- [Records that describe figures]

★ ★ ★ ★ ★

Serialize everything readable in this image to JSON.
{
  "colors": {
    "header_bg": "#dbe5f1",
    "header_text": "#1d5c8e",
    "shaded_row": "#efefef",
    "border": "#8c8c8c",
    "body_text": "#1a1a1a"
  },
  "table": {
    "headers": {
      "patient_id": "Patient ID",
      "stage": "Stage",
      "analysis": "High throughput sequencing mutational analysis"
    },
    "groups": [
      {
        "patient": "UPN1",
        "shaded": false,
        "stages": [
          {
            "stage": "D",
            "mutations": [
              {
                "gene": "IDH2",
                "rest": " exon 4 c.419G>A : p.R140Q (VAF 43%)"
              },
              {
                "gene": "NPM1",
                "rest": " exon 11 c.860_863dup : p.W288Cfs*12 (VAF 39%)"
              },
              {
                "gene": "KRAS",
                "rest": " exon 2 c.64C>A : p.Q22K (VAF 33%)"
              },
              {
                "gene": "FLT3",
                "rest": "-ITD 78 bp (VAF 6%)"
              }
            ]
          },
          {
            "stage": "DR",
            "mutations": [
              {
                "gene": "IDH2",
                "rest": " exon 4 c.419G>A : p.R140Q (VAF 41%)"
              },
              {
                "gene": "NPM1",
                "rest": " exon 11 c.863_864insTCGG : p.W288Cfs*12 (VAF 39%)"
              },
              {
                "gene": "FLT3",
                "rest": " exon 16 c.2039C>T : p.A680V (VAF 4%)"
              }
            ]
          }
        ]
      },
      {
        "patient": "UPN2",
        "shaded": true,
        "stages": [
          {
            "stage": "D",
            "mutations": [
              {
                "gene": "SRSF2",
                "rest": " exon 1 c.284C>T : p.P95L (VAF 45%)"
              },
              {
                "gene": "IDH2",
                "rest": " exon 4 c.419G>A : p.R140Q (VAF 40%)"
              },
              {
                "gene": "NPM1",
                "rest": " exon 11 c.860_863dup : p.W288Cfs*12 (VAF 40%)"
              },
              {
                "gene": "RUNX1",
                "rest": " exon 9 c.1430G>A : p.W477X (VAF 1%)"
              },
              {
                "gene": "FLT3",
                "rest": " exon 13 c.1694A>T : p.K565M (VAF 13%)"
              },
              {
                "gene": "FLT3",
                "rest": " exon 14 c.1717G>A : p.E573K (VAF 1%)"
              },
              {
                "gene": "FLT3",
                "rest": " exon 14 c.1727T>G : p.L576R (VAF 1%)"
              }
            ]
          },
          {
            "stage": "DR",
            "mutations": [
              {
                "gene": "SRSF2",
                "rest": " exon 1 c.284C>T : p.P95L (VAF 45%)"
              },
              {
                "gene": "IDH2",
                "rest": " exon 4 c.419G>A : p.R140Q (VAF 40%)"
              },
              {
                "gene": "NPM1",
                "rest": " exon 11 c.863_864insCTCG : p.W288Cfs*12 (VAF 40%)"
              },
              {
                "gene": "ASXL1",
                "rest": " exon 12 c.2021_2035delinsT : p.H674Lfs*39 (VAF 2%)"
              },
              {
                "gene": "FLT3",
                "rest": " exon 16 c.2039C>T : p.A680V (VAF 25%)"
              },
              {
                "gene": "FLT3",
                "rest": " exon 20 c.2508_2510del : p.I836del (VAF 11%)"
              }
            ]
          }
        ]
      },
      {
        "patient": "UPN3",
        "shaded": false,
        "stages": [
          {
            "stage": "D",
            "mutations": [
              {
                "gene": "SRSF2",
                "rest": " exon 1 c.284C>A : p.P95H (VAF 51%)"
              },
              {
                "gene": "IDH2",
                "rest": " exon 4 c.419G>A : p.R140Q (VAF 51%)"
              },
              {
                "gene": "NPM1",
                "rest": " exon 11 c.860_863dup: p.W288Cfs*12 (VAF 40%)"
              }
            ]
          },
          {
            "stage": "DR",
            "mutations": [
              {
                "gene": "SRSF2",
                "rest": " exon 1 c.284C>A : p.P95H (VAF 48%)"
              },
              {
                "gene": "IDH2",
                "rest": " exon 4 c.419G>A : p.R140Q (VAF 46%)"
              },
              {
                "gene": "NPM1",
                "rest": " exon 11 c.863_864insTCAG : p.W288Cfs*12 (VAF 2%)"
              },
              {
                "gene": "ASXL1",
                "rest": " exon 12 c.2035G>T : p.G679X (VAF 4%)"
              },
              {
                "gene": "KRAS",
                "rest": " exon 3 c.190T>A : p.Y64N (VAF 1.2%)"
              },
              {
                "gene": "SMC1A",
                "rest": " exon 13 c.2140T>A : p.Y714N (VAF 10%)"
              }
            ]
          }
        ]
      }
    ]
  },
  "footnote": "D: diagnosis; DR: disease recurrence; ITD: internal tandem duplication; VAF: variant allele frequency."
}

★ ★ ★ ★ ★

Transcribe the full listing above without leaving anything out.

Serialize everything readable in this image to JSON.
{
  "colors": {
    "header_bg": "#dbe5f1",
    "header_text": "#1d5c8e",
    "shaded_row": "#efefef",
    "border": "#8c8c8c",
    "body_text": "#1a1a1a"
  },
  "table": {
    "headers": {
      "patient_id": "Patient ID",
      "stage": "Stage",
      "analysis": "High throughput sequencing mutational analysis"
    },
    "groups": [
      {
        "patient": "UPN1",
        "shaded": false,
        "stages": [
          {
            "stage": "D",
            "mutations": [
              {
                "gene": "IDH2",
                "rest": " exon 4 c.419G>A : p.R140Q (VAF 43%)"
              },
              {
                "gene": "NPM1",
                "rest": " exon 11 c.860_863dup : p.W288Cfs*12 (VAF 39%)"
              },
              {
                "gene": "KRAS",
                "rest": " exon 2 c.64C>A : p.Q22K (VAF 33%)"
              },
              {
                "gene": "FLT3",
                "rest": "-ITD 78 bp (VAF 6%)"
              }
            ]
          },
          {
            "stage": "DR",
            "mutations": [
              {
                "gene": "IDH2",
                "rest": " exon 4 c.419G>A : p.R140Q (VAF 41%)"
              },
              {
                "gene": "NPM1",
                "rest": " exon 11 c.863_864insTCGG : p.W288Cfs*12 (VAF 39%)"
              },
              {
                "gene": "FLT3",
                "rest": " exon 16 c.2039C>T : p.A680V (VAF 4%)"
              }
            ]
          }
        ]
      },
      {
        "patient": "UPN2",
        "shaded": true,
        "stages": [
          {
            "stage": "D",
            "mutations": [
              {
                "gene": "SRSF2",
                "rest": " exon 1 c.284C>T : p.P95L (VAF 45%)"
              },
              {
                "gene": "IDH2",
                "rest": " exon 4 c.419G>A : p.R140Q (VAF 40%)"
              },
              {
                "gene": "NPM1",
                "rest": " exon 11 c.860_863dup : p.W288Cfs*12 (VAF 40%)"
              },
              {
                "gene": "RUNX1",
                "rest": " exon 9 c.1430G>A : p.W477X (VAF 1%)"
              },
              {
                "gene": "FLT3",
                "rest": " exon 13 c.1694A>T : p.K565M (VAF 13%)"
              },
              {
                "gene": "FLT3",
                "rest": " exon 14 c.1717G>A : p.E573K (VAF 1%)"
              },
              {
                "gene": "FLT3",
                "rest": " exon 14 c.1727T>G : p.L576R (VAF 1%)"
              }
            ]
          },
          {
            "stage": "DR",
            "mutations": [
              {
                "gene": "SRSF2",
                "rest": " exon 1 c.284C>T : p.P95L (VAF 45%)"
              },
              {
                "gene": "IDH2",
                "rest": " exon 4 c.419G>A : p.R140Q (VAF 40%)"
              },
              {
                "gene": "NPM1",
                "rest": " exon 11 c.863_864insCTCG : p.W288Cfs*12 (VAF 40%)"
              },
              {
                "gene": "ASXL1",
                "rest": " exon 12 c.2021_2035delinsT : p.H674Lfs*39 (VAF 2%)"
              },
              {
                "gene": "FLT3",
                "rest": " exon 16 c.2039C>T : p.A680V (VAF 25%)"
              },
              {
                "gene": "FLT3",
                "rest": " exon 20 c.2508_2510del : p.I836del (VAF 11%)"
              }
            ]
          }
        ]
      },
      {
        "patient": "UPN3",
        "shaded": false,
        "stages": [
          {
            "stage": "D",
            "mutations": [
              {
                "gene": "SRSF2",
                "rest": " exon 1 c.284C>A : p.P95H (VAF 51%)"
              },
              {
                "gene": "IDH2",
                "rest": " exon 4 c.419G>A : p.R140Q (VAF 51%)"
              },
              {
                "gene": "NPM1",
                "rest": " exon 11 c.860_863dup: p.W288Cfs*12 (VAF 40%)"
              }
            ]
          },
          {
            "stage": "DR",
            "mutations": [
              {
                "gene": "SRSF2",
                "rest": " exon 1 c.284C>A : p.P95H (VAF 48%)"
              },
              {
                "gene": "IDH2",
                "rest": " exon 4 c.419G>A : p.R140Q (VAF 46%)"
              },
              {
                "gene": "NPM1",
                "rest": " exon 11 c.863_864insTCAG : p.W288Cfs*12 (VAF 2%)"
              },
              {
                "gene": "ASXL1",
                "rest": " exon 12 c.2035G>T : p.G679X (VAF 4%)"
              },
              {
                "gene": "KRAS",
                "rest": " exon 3 c.190T>A : p.Y64N (VAF 1.2%)"
              },
              {
                "gene": "SMC1A",
                "rest": " exon 13 c.2140T>A : p.Y714N (VAF 10%)"
              }
            ]
          }
        ]
      }
    ]
  },
  "footnote": "D: diagnosis; DR: disease recurrence; ITD: internal tandem duplication; VAF: variant allele frequency."
}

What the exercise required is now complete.